Do this: Without the images, write out the whole listing exactly.

============

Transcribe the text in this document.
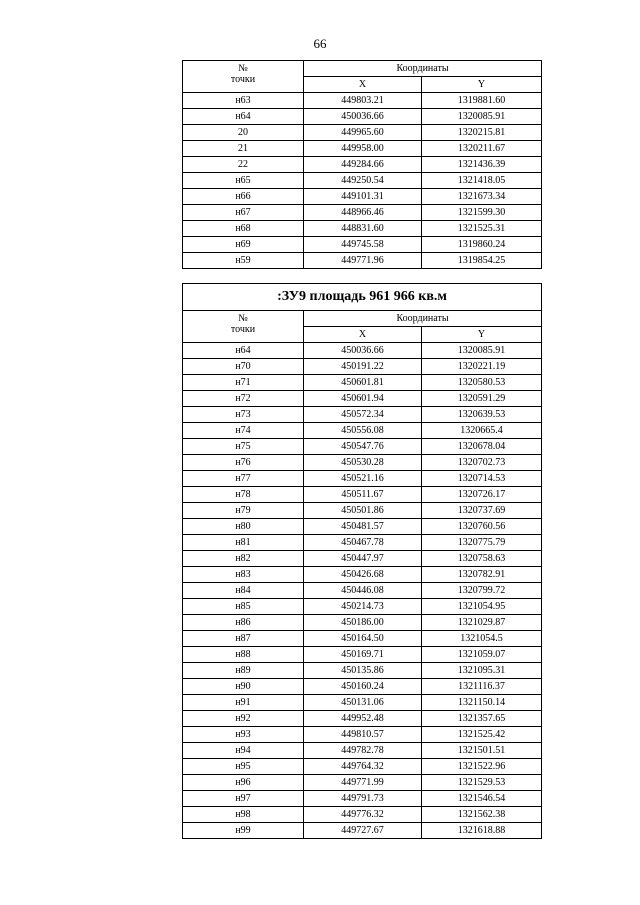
66
№
точки	Координаты	
	X	Y
н63	449803.21	1319881.60
н64	450036.66	1320085.91
20	449965.60	1320215.81
21	449958.00	1320211.67
22	449284.66	1321436.39
н65	449250.54	1321418.05
н66	449101.31	1321673.34
н67	448966.46	1321599.30
н68	448831.60	1321525.31
н69	449745.58	1319860.24
н59	449771.96	1319854.25
:ЗУ9 площадь 961 966 кв.м		
№
точки	Координаты	
	X	Y
н64	450036.66	1320085.91
н70	450191.22	1320221.19
н71	450601.81	1320580.53
н72	450601.94	1320591.29
н73	450572.34	1320639.53
н74	450556.08	1320665.4
н75	450547.76	1320678.04
н76	450530.28	1320702.73
н77	450521.16	1320714.53
н78	450511.67	1320726.17
н79	450501.86	1320737.69
н80	450481.57	1320760.56
н81	450467.78	1320775.79
н82	450447.97	1320758.63
н83	450426.68	1320782.91
н84	450446.08	1320799.72
н85	450214.73	1321054.95
н86	450186.00	1321029.87
н87	450164.50	1321054.5
н88	450169.71	1321059.07
н89	450135.86	1321095.31
н90	450160.24	1321116.37
н91	450131.06	1321150.14
н92	449952.48	1321357.65
н93	449810.57	1321525.42
н94	449782.78	1321501.51
н95	449764.32	1321522.96
н96	449771.99	1321529.53
н97	449791.73	1321546.54
н98	449776.32	1321562.38
н99	449727.67	1321618.88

============

Answer in full:
Transcribe the text in this document.
66
№
точки	Координаты	
	X	Y
н63	449803.21	1319881.60
н64	450036.66	1320085.91
20	449965.60	1320215.81
21	449958.00	1320211.67
22	449284.66	1321436.39
н65	449250.54	1321418.05
н66	449101.31	1321673.34
н67	448966.46	1321599.30
н68	448831.60	1321525.31
н69	449745.58	1319860.24
н59	449771.96	1319854.25
:ЗУ9 площадь 961 966 кв.м		
№
точки	Координаты	
	X	Y
н64	450036.66	1320085.91
н70	450191.22	1320221.19
н71	450601.81	1320580.53
н72	450601.94	1320591.29
н73	450572.34	1320639.53
н74	450556.08	1320665.4
н75	450547.76	1320678.04
н76	450530.28	1320702.73
н77	450521.16	1320714.53
н78	450511.67	1320726.17
н79	450501.86	1320737.69
н80	450481.57	1320760.56
н81	450467.78	1320775.79
н82	450447.97	1320758.63
н83	450426.68	1320782.91
н84	450446.08	1320799.72
н85	450214.73	1321054.95
н86	450186.00	1321029.87
н87	450164.50	1321054.5
н88	450169.71	1321059.07
н89	450135.86	1321095.31
н90	450160.24	1321116.37
н91	450131.06	1321150.14
н92	449952.48	1321357.65
н93	449810.57	1321525.42
н94	449782.78	1321501.51
н95	449764.32	1321522.96
н96	449771.99	1321529.53
н97	449791.73	1321546.54
н98	449776.32	1321562.38
н99	449727.67	1321618.88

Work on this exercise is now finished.